Excerpt from a dataset
-------

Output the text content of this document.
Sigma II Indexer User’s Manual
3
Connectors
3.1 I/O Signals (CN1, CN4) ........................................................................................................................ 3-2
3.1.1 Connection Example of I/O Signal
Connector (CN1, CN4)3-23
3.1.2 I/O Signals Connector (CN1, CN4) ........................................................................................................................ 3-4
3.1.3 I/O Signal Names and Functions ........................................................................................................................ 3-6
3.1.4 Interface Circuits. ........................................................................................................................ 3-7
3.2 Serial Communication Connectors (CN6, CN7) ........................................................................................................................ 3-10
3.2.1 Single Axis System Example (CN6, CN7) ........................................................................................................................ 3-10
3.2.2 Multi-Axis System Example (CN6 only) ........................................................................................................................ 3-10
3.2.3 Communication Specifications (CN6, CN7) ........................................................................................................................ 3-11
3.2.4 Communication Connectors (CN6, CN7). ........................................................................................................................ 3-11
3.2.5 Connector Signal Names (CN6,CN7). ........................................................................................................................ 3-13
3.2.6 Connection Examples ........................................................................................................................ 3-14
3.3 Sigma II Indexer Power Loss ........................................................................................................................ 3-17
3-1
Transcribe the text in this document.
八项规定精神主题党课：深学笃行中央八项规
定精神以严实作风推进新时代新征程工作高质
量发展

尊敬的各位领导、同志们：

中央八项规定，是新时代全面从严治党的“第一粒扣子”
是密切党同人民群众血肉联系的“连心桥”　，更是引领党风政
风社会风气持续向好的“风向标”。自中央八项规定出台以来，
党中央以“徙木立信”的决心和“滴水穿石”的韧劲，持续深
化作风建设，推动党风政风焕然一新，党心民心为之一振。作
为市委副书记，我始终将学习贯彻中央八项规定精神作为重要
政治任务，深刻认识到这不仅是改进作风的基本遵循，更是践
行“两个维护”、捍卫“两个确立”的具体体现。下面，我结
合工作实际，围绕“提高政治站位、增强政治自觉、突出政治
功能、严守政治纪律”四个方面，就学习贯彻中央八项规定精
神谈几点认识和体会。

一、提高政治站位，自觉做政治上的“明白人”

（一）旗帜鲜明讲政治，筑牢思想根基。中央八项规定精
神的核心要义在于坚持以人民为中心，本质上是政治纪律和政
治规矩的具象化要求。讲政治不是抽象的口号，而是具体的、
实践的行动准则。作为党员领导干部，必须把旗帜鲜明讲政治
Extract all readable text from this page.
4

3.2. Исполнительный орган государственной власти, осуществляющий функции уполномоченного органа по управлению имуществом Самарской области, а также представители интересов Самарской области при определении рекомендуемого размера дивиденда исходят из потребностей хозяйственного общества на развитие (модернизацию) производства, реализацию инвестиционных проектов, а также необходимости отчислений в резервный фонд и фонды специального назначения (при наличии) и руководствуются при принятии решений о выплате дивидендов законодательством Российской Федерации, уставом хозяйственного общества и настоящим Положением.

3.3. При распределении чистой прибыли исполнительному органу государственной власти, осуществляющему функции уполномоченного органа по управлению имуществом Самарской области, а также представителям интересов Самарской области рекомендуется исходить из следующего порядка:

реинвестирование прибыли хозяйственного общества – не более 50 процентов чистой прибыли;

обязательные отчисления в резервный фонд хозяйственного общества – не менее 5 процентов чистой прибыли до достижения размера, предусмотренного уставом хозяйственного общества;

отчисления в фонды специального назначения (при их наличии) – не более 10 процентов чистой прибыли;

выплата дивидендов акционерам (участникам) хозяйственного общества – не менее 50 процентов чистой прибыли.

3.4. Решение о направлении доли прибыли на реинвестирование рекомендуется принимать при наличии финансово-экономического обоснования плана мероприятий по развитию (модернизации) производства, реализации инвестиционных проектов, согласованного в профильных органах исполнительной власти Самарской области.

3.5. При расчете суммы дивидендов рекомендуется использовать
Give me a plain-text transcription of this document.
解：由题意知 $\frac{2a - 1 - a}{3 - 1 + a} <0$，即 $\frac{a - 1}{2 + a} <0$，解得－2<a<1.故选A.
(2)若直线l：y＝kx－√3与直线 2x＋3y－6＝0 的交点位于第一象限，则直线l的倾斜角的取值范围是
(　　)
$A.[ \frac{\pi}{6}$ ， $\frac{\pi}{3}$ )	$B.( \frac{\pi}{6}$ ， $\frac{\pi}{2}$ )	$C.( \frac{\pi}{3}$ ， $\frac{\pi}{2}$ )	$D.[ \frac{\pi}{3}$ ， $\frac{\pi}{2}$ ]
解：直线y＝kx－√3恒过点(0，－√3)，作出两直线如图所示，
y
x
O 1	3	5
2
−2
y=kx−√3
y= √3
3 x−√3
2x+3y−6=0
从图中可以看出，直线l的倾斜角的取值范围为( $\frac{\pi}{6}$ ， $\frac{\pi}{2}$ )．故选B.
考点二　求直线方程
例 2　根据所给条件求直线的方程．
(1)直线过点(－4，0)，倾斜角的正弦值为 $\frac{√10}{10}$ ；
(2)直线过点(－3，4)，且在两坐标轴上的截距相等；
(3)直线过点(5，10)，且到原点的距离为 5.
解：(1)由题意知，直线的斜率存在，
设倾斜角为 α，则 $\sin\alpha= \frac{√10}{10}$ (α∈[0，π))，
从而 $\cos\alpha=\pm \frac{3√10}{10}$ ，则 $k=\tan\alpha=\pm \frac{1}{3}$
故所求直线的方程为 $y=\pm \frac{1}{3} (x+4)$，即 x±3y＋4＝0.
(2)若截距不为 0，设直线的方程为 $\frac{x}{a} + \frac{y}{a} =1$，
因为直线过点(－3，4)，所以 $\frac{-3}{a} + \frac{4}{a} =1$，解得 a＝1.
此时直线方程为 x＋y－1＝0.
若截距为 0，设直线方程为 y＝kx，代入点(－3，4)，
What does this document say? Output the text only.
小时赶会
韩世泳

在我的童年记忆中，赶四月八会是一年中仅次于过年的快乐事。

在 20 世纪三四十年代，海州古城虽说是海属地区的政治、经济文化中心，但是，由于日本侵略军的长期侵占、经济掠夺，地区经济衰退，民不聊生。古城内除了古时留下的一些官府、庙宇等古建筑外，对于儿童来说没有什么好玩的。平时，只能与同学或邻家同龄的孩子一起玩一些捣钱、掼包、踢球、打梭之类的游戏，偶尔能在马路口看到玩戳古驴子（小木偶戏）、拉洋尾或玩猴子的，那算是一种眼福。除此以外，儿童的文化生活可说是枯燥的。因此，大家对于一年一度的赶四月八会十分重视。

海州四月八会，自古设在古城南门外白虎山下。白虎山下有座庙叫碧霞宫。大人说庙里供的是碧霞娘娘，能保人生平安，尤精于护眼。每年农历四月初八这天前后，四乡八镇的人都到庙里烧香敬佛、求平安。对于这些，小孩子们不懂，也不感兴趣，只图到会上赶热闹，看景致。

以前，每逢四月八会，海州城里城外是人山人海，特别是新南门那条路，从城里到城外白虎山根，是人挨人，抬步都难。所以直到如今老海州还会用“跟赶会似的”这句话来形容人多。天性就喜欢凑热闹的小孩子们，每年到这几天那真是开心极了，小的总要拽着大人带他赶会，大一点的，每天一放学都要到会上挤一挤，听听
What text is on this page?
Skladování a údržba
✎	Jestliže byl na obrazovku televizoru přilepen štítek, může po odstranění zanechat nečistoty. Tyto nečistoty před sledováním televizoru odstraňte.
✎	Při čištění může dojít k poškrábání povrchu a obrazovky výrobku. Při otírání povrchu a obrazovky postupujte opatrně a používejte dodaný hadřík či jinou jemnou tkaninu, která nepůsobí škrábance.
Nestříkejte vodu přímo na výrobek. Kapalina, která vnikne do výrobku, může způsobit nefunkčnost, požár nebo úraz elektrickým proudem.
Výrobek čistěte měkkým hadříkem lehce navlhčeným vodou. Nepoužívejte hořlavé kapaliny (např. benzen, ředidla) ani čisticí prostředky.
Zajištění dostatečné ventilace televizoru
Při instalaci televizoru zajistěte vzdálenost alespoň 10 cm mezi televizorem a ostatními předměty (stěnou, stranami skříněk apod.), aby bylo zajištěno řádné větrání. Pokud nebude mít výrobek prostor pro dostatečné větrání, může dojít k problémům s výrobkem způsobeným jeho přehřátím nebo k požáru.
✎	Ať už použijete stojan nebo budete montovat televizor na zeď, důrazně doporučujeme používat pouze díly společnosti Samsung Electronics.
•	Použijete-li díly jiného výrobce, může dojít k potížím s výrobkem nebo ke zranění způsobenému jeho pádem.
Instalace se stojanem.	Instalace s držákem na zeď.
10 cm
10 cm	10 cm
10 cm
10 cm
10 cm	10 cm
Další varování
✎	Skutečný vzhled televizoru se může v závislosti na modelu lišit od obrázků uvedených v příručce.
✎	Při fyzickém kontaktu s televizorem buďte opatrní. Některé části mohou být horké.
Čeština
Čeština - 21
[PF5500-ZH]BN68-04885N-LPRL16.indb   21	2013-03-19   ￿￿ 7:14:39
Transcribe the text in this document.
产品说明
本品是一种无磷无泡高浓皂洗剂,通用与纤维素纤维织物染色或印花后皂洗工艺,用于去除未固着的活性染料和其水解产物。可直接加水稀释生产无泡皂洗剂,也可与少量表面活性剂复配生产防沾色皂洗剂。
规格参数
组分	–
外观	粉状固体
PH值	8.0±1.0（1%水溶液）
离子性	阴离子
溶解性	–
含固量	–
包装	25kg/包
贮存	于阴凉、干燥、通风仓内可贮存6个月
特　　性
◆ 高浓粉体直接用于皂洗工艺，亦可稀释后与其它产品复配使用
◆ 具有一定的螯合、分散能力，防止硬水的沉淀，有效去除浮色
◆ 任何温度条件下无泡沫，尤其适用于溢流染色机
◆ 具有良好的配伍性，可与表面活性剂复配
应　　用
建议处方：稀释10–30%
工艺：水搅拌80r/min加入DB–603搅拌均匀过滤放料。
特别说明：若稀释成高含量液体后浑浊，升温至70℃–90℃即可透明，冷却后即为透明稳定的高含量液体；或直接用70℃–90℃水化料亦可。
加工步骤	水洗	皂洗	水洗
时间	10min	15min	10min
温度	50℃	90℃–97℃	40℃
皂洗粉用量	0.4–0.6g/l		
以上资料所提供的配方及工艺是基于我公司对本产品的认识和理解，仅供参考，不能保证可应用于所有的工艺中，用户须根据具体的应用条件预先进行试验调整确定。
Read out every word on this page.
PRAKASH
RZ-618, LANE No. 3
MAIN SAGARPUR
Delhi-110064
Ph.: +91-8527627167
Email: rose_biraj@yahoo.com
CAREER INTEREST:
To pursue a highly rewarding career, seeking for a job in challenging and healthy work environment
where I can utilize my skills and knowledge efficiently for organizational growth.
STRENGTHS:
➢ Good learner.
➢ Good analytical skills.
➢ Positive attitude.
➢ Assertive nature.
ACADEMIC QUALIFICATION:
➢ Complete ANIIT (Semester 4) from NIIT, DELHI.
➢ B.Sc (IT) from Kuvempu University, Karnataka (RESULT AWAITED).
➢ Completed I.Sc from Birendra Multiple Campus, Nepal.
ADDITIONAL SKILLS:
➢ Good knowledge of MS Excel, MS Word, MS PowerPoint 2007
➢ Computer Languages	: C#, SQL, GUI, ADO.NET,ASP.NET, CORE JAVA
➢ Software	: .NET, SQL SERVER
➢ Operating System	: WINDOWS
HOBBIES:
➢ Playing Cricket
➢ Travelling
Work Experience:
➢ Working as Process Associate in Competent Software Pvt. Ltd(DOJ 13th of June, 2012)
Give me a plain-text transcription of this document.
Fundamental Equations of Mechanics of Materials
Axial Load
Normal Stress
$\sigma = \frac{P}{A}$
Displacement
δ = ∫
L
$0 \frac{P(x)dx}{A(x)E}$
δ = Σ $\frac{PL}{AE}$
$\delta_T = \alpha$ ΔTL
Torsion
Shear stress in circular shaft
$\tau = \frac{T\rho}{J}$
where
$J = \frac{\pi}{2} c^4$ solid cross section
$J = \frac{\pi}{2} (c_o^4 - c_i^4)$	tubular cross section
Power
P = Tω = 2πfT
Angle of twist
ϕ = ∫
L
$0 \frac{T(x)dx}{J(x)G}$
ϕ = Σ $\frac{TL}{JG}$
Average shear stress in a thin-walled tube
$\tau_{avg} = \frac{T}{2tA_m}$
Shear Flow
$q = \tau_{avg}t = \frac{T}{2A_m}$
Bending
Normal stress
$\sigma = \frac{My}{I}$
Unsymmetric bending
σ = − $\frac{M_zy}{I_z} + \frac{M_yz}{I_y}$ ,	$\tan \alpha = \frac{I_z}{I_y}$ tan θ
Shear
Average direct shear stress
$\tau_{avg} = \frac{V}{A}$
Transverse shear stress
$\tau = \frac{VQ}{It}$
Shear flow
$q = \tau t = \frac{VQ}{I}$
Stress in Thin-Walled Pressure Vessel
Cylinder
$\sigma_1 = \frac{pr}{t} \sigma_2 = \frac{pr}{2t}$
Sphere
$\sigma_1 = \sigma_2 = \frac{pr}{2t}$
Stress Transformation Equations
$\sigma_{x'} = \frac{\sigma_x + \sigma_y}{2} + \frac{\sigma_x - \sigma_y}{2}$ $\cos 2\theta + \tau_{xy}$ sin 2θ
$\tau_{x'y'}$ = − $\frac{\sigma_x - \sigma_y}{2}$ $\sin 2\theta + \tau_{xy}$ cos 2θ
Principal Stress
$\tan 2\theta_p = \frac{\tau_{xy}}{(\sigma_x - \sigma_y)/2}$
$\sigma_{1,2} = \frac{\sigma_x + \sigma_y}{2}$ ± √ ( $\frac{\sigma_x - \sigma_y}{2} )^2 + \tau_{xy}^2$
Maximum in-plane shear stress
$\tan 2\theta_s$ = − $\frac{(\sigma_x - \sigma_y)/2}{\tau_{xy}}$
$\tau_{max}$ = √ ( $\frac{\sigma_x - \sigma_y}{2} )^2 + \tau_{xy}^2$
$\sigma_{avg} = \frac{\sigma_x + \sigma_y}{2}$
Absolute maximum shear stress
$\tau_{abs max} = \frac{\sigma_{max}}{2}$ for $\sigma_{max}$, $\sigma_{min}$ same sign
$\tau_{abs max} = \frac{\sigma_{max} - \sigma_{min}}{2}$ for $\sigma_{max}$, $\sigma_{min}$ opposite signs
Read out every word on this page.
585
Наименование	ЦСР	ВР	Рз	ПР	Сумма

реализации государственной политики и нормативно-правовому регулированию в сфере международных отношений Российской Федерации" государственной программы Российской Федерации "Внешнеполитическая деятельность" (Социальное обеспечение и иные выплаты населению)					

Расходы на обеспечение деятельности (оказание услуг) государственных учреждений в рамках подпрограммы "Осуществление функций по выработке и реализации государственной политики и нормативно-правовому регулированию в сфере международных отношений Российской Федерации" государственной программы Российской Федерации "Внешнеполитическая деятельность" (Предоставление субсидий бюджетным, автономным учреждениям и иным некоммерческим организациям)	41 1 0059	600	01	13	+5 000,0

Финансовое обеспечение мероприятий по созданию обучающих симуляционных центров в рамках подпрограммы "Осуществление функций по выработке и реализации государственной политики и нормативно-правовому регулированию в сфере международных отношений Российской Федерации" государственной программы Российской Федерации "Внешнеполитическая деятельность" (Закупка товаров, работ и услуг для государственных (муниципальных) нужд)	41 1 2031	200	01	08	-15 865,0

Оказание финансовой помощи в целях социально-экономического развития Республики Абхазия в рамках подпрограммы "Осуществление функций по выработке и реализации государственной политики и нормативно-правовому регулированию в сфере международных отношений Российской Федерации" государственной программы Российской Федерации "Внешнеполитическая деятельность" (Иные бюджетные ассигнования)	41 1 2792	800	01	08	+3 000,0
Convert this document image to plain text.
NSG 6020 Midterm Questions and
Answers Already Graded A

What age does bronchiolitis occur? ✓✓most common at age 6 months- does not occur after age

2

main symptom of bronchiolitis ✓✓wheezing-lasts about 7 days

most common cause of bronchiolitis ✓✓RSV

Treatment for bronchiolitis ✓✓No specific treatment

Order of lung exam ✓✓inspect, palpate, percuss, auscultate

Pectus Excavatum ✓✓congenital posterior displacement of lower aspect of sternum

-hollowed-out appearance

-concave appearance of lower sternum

-------

#### WHAT IS BEING ASKED:
Work out how many lines above contain the word "более". Give only the number.

#### CORRECT RESPONSE:
2